* **WORK TO DO**
Report all lines from the entries below in which "JSON" appears.

Collected data:

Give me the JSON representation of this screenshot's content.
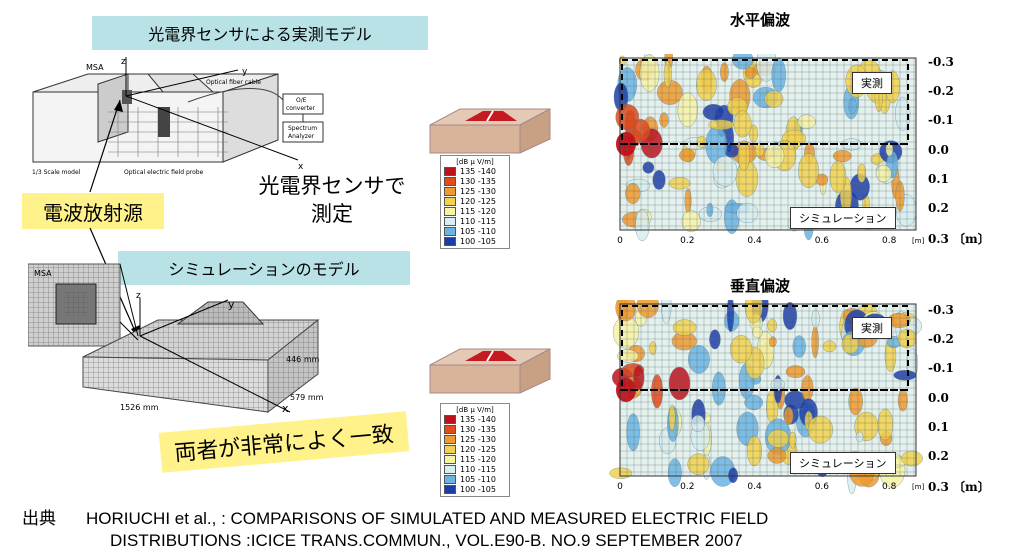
{
  "measured_model_title": "光電界センサによる実測モデル",
  "simulation_model_title": "シミュレーションのモデル",
  "radio_source_label": "電波放射源",
  "sensor_measure_label_line1": "光電界センサで",
  "sensor_measure_label_line2": "測定",
  "agreement_label": "両者が非常によく一致",
  "top_model": {
    "msa": "MSA",
    "z": "z",
    "y": "y",
    "fiber": "Optical fiber cable",
    "oe1": "O/E",
    "oe2": "converter",
    "sa1": "Spectrum",
    "sa2": "Analyzer",
    "scale": "1/3 Scale model",
    "probe": "Optical electric field probe",
    "x": "x"
  },
  "bottom_model": {
    "msa": "MSA",
    "z": "z",
    "y": "y",
    "x": "x",
    "height": "446 mm",
    "depth": "579 mm",
    "width": "1526 mm"
  },
  "legend": {
    "unit": "[dB μ V/m]",
    "items": [
      {
        "label": "135 -140",
        "color": "#c0101a"
      },
      {
        "label": "130 -135",
        "color": "#e24a1a"
      },
      {
        "label": "125 -130",
        "color": "#ef9a2e"
      },
      {
        "label": "120 -125",
        "color": "#f2d24e"
      },
      {
        "label": "115 -120",
        "color": "#f6f3a6"
      },
      {
        "label": "110 -115",
        "color": "#d8eef0"
      },
      {
        "label": "105 -110",
        "color": "#6ab4e4"
      },
      {
        "label": "100 -105",
        "color": "#1c3eab"
      }
    ]
  },
  "horizontal": {
    "title": "水平偏波",
    "measured": "実測",
    "simulation": "シミュレーション"
  },
  "vertical": {
    "title": "垂直偏波",
    "measured": "実測",
    "simulation": "シミュレーション"
  },
  "y_ticks": [
    "-0.3",
    "-0.2",
    "-0.1",
    "0.0",
    "0.1",
    "0.2",
    "0.3"
  ],
  "y_unit": "〔m〕",
  "x_ticks": [
    "0",
    "0.2",
    "0.4",
    "0.6",
    "0.8"
  ],
  "x_unit": "[m]",
  "source_label": "出典",
  "source_line1": "HORIUCHI et al., : COMPARISONS OF SIMULATED AND MEASURED ELECTRIC FIELD",
  "source_line2": "DISTRIBUTIONS :ICICE TRANS.COMMUN., VOL.E90-B. NO.9 SEPTEMBER 2007"
}
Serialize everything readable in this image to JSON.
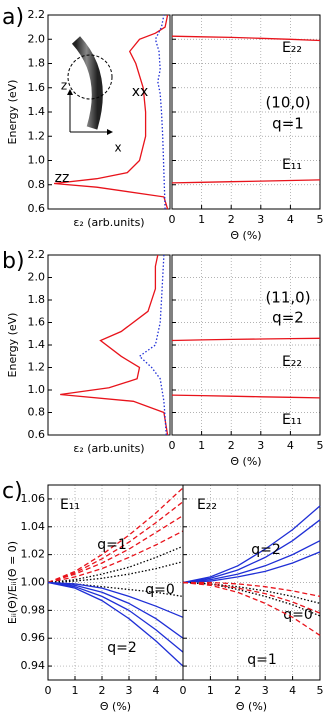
{
  "chart_data": [
    {
      "type": "line",
      "panel": "a)",
      "ylabel": "Energy (eV)",
      "xlabel": "ε₂ (arb.units)",
      "ylim": [
        0.6,
        2.2
      ],
      "yticks": [
        0.6,
        0.8,
        {
          "value": 1,
          "label": "1.0"
        },
        1.2,
        1.4,
        1.6,
        1.8,
        {
          "value": 2,
          "label": "2.0"
        },
        2.2
      ],
      "ytick_labels": true,
      "grid": false,
      "xlim": [
        1,
        0
      ],
      "series": [
        {
          "name": "zz",
          "color": "#e8131b",
          "style": "solid",
          "x": [
            0.02,
            0.05,
            0.6,
            0.95,
            0.6,
            0.35,
            0.25,
            0.2,
            0.2,
            0.22,
            0.28,
            0.33,
            0.25,
            0.12,
            0.04,
            0.02
          ],
          "values": [
            0.6,
            0.7,
            0.78,
            0.81,
            0.85,
            0.9,
            1.0,
            1.2,
            1.4,
            1.6,
            1.8,
            1.9,
            2.0,
            2.05,
            2.1,
            2.2
          ]
        },
        {
          "name": "xx",
          "color": "#1f2fd6",
          "style": "dotted",
          "x": [
            0.04,
            0.05,
            0.06,
            0.07,
            0.08,
            0.1,
            0.08,
            0.09,
            0.12,
            0.07,
            0.05
          ],
          "values": [
            0.6,
            0.9,
            1.2,
            1.4,
            1.55,
            1.65,
            1.75,
            1.9,
            2.0,
            2.1,
            2.2
          ]
        }
      ],
      "annotations": [
        {
          "text": "z",
          "color": "#000000"
        },
        {
          "text": "x",
          "color": "#000000"
        }
      ]
    },
    {
      "type": "line",
      "xlabel": "Θ (%)",
      "ylim": [
        0.6,
        2.2
      ],
      "yticks": [
        0.6,
        0.8,
        1,
        1.2,
        1.4,
        1.6,
        1.8,
        2,
        2.2
      ],
      "ytick_labels": false,
      "grid": true,
      "xlim": [
        0,
        5
      ],
      "xticks": [
        0,
        1,
        2,
        3,
        4,
        5
      ],
      "x": [
        0,
        1,
        2,
        3,
        4,
        5
      ],
      "series": [
        {
          "name": "E₂₂",
          "color": "#e8131b",
          "label_color": "#2a9a2a",
          "style": "solid",
          "values": [
            2.025,
            2.02,
            2.015,
            2.008,
            2.0,
            1.99
          ]
        },
        {
          "name": "E₁₁",
          "color": "#e8131b",
          "label_color": "#000000",
          "style": "solid",
          "values": [
            0.815,
            0.82,
            0.825,
            0.83,
            0.835,
            0.84
          ]
        }
      ],
      "annotations": [
        {
          "text": "(10,0)",
          "color": "#e8131b"
        },
        {
          "text": "q=1",
          "color": "#e8131b"
        }
      ]
    },
    {
      "type": "line",
      "panel": "b)",
      "ylabel": "Energy (eV)",
      "xlabel": "ε₂ (arb.units)",
      "ylim": [
        0.6,
        2.2
      ],
      "yticks": [
        0.6,
        0.8,
        {
          "value": 1,
          "label": "1.0"
        },
        1.2,
        1.4,
        1.6,
        1.8,
        {
          "value": 2,
          "label": "2.0"
        },
        2.2
      ],
      "ytick_labels": true,
      "grid": false,
      "xlim": [
        1,
        0
      ],
      "series": [
        {
          "color": "#e8131b",
          "style": "solid",
          "x": [
            0.02,
            0.05,
            0.3,
            0.9,
            0.5,
            0.27,
            0.25,
            0.4,
            0.57,
            0.4,
            0.18,
            0.12,
            0.12,
            0.12,
            0.1
          ],
          "values": [
            0.6,
            0.8,
            0.9,
            0.96,
            1.02,
            1.1,
            1.2,
            1.3,
            1.44,
            1.52,
            1.7,
            1.9,
            2.0,
            2.1,
            2.2
          ]
        },
        {
          "color": "#1f2fd6",
          "style": "dotted",
          "x": [
            0.03,
            0.05,
            0.08,
            0.15,
            0.25,
            0.12,
            0.08,
            0.07,
            0.06,
            0.05
          ],
          "values": [
            0.6,
            0.9,
            1.1,
            1.2,
            1.3,
            1.4,
            1.6,
            1.8,
            2.0,
            2.2
          ]
        }
      ]
    },
    {
      "type": "line",
      "xlabel": "Θ (%)",
      "ylim": [
        0.6,
        2.2
      ],
      "yticks": [
        0.6,
        0.8,
        1,
        1.2,
        1.4,
        1.6,
        1.8,
        2,
        2.2
      ],
      "ytick_labels": false,
      "grid": true,
      "xlim": [
        0,
        5
      ],
      "xticks": [
        0,
        1,
        2,
        3,
        4,
        5
      ],
      "x": [
        0,
        1,
        2,
        3,
        4,
        5
      ],
      "series": [
        {
          "name": "E₂₂",
          "color": "#e8131b",
          "label_color": "#2a9a2a",
          "style": "solid",
          "values": [
            1.44,
            1.445,
            1.45,
            1.453,
            1.457,
            1.46
          ]
        },
        {
          "name": "E₁₁",
          "color": "#e8131b",
          "label_color": "#000000",
          "style": "solid",
          "values": [
            0.955,
            0.95,
            0.945,
            0.94,
            0.935,
            0.93
          ]
        }
      ],
      "annotations": [
        {
          "text": "(11,0)",
          "color": "#1f2fd6"
        },
        {
          "text": "q=2",
          "color": "#1f2fd6"
        }
      ]
    },
    {
      "type": "line",
      "panel": "c)",
      "title": "E₁₁",
      "ylabel": "Eᵢᵢ(Θ)/Eᵢᵢ(Θ = 0)",
      "xlabel": "Θ (%)",
      "ylim": [
        0.93,
        1.07
      ],
      "yticks": [
        0.94,
        0.96,
        0.98,
        {
          "value": 1,
          "label": "1.00"
        },
        1.02,
        1.04,
        1.06
      ],
      "ytick_labels": true,
      "grid": true,
      "xlim": [
        0,
        5
      ],
      "xticks": [
        0,
        1,
        2,
        3,
        4
      ],
      "x": [
        0,
        1,
        2,
        3,
        4,
        5
      ],
      "groups": [
        {
          "label": "q=1",
          "color": "#e8131b",
          "style": "dashed",
          "lines": [
            [
              1.0,
              1.008,
              1.02,
              1.034,
              1.05,
              1.068
            ],
            [
              1.0,
              1.007,
              1.017,
              1.029,
              1.043,
              1.058
            ],
            [
              1.0,
              1.006,
              1.014,
              1.024,
              1.036,
              1.048
            ],
            [
              1.0,
              1.004,
              1.01,
              1.018,
              1.027,
              1.037
            ]
          ]
        },
        {
          "label": "q=0",
          "color": "#000000",
          "style": "dotted",
          "lines": [
            [
              1.0,
              1.002,
              1.006,
              1.011,
              1.018,
              1.026
            ],
            [
              1.0,
              1.001,
              1.003,
              1.006,
              1.01,
              1.015
            ],
            [
              1.0,
              0.999,
              0.997,
              0.995,
              0.993,
              0.99
            ]
          ]
        },
        {
          "label": "q=2",
          "color": "#1f2fd6",
          "style": "solid",
          "lines": [
            [
              1.0,
              0.998,
              0.993,
              0.985,
              0.974,
              0.96
            ],
            [
              1.0,
              0.997,
              0.99,
              0.98,
              0.966,
              0.95
            ],
            [
              1.0,
              0.996,
              0.987,
              0.974,
              0.958,
              0.94
            ],
            [
              1.0,
              0.999,
              0.996,
              0.99,
              0.983,
              0.975
            ]
          ]
        }
      ]
    },
    {
      "type": "line",
      "title": "E₂₂",
      "xlabel": "Θ (%)",
      "ylim": [
        0.93,
        1.07
      ],
      "yticks": [
        0.94,
        0.96,
        0.98,
        1,
        1.02,
        1.04,
        1.06
      ],
      "ytick_labels": false,
      "grid": true,
      "xlim": [
        0,
        5
      ],
      "xticks": [
        0,
        1,
        2,
        3,
        4,
        5
      ],
      "x": [
        0,
        1,
        2,
        3,
        4,
        5
      ],
      "groups": [
        {
          "label": "q=2",
          "color": "#1f2fd6",
          "style": "solid",
          "lines": [
            [
              1.0,
              1.003,
              1.009,
              1.018,
              1.03,
              1.045
            ],
            [
              1.0,
              1.002,
              1.006,
              1.012,
              1.02,
              1.03
            ],
            [
              1.0,
              1.001,
              1.004,
              1.008,
              1.014,
              1.022
            ],
            [
              1.0,
              1.004,
              1.012,
              1.024,
              1.038,
              1.055
            ]
          ]
        },
        {
          "label": "q=0",
          "color": "#000000",
          "style": "dotted",
          "lines": [
            [
              1.0,
              0.999,
              0.997,
              0.994,
              0.99,
              0.985
            ],
            [
              1.0,
              0.999,
              0.995,
              0.99,
              0.984,
              0.976
            ]
          ]
        },
        {
          "label": "q=1",
          "color": "#e8131b",
          "style": "dashed",
          "lines": [
            [
              1.0,
              0.999,
              0.996,
              0.992,
              0.986,
              0.978
            ],
            [
              1.0,
              0.998,
              0.993,
              0.985,
              0.975,
              0.962
            ],
            [
              1.0,
              1.0,
              0.999,
              0.997,
              0.994,
              0.99
            ]
          ]
        }
      ]
    }
  ]
}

* **WORKED SOLUTION**
Give me the JSON representation of this screenshot's content.
Serialize everything readable in this image to JSON.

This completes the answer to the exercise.